→ INPUT DATA

** BEGIN **

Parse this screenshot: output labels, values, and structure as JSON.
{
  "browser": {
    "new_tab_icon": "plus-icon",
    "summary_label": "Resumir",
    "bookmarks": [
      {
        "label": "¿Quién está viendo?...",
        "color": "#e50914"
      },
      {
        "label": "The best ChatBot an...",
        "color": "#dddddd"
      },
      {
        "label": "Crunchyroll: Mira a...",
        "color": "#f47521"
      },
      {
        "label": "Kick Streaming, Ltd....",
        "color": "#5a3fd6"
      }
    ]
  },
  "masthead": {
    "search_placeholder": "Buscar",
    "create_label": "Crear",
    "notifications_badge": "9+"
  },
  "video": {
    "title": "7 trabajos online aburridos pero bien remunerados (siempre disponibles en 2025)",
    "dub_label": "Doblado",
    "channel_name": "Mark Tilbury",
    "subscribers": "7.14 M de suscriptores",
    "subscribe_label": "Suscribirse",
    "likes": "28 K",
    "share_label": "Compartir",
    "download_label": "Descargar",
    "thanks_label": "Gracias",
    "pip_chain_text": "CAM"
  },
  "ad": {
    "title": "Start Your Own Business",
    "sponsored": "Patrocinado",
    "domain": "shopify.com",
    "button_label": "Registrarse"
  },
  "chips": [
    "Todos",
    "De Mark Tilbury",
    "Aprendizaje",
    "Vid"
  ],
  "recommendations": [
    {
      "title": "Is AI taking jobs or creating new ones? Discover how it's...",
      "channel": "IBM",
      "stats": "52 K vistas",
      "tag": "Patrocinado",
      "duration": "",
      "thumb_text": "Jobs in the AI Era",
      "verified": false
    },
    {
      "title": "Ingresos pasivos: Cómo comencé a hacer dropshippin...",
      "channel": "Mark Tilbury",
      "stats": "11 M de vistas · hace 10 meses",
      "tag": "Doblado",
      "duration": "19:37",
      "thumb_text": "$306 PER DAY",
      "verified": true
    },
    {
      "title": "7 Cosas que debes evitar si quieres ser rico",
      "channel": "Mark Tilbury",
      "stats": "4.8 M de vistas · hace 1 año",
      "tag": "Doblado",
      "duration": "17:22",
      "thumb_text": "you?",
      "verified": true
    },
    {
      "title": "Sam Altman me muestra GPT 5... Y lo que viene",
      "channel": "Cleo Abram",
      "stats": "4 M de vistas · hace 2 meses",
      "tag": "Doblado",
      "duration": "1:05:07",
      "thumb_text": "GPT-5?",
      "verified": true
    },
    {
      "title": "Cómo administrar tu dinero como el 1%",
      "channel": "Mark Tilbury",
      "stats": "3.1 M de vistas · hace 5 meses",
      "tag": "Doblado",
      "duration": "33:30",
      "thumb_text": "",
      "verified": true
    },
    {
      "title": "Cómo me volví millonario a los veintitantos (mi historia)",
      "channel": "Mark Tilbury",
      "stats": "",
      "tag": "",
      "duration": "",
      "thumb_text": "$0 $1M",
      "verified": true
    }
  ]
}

** END **

→ YOUR GOAL
The data above must be returned in full, exactly as written.

→ THE ANSWER
Parse this screenshot: output labels, values, and structure as JSON.
{
  "browser": {
    "new_tab_icon": "plus-icon",
    "summary_label": "Resumir",
    "bookmarks": [
      {
        "label": "¿Quién está viendo?...",
        "color": "#e50914"
      },
      {
        "label": "The best ChatBot an...",
        "color": "#dddddd"
      },
      {
        "label": "Crunchyroll: Mira a...",
        "color": "#f47521"
      },
      {
        "label": "Kick Streaming, Ltd....",
        "color": "#5a3fd6"
      }
    ]
  },
  "masthead": {
    "search_placeholder": "Buscar",
    "create_label": "Crear",
    "notifications_badge": "9+"
  },
  "video": {
    "title": "7 trabajos online aburridos pero bien remunerados (siempre disponibles en 2025)",
    "dub_label": "Doblado",
    "channel_name": "Mark Tilbury",
    "subscribers": "7.14 M de suscriptores",
    "subscribe_label": "Suscribirse",
    "likes": "28 K",
    "share_label": "Compartir",
    "download_label": "Descargar",
    "thanks_label": "Gracias",
    "pip_chain_text": "CAM"
  },
  "ad": {
    "title": "Start Your Own Business",
    "sponsored": "Patrocinado",
    "domain": "shopify.com",
    "button_label": "Registrarse"
  },
  "chips": [
    "Todos",
    "De Mark Tilbury",
    "Aprendizaje",
    "Vid"
  ],
  "recommendations": [
    {
      "title": "Is AI taking jobs or creating new ones? Discover how it's...",
      "channel": "IBM",
      "stats": "52 K vistas",
      "tag": "Patrocinado",
      "duration": "",
      "thumb_text": "Jobs in the AI Era",
      "verified": false
    },
    {
      "title": "Ingresos pasivos: Cómo comencé a hacer dropshippin...",
      "channel": "Mark Tilbury",
      "stats": "11 M de vistas · hace 10 meses",
      "tag": "Doblado",
      "duration": "19:37",
      "thumb_text": "$306 PER DAY",
      "verified": true
    },
    {
      "title": "7 Cosas que debes evitar si quieres ser rico",
      "channel": "Mark Tilbury",
      "stats": "4.8 M de vistas · hace 1 año",
      "tag": "Doblado",
      "duration": "17:22",
      "thumb_text": "you?",
      "verified": true
    },
    {
      "title": "Sam Altman me muestra GPT 5... Y lo que viene",
      "channel": "Cleo Abram",
      "stats": "4 M de vistas · hace 2 meses",
      "tag": "Doblado",
      "duration": "1:05:07",
      "thumb_text": "GPT-5?",
      "verified": true
    },
    {
      "title": "Cómo administrar tu dinero como el 1%",
      "channel": "Mark Tilbury",
      "stats": "3.1 M de vistas · hace 5 meses",
      "tag": "Doblado",
      "duration": "33:30",
      "thumb_text": "",
      "verified": true
    },
    {
      "title": "Cómo me volví millonario a los veintitantos (mi historia)",
      "channel": "Mark Tilbury",
      "stats": "",
      "tag": "",
      "duration": "",
      "thumb_text": "$0 $1M",
      "verified": true
    }
  ]
}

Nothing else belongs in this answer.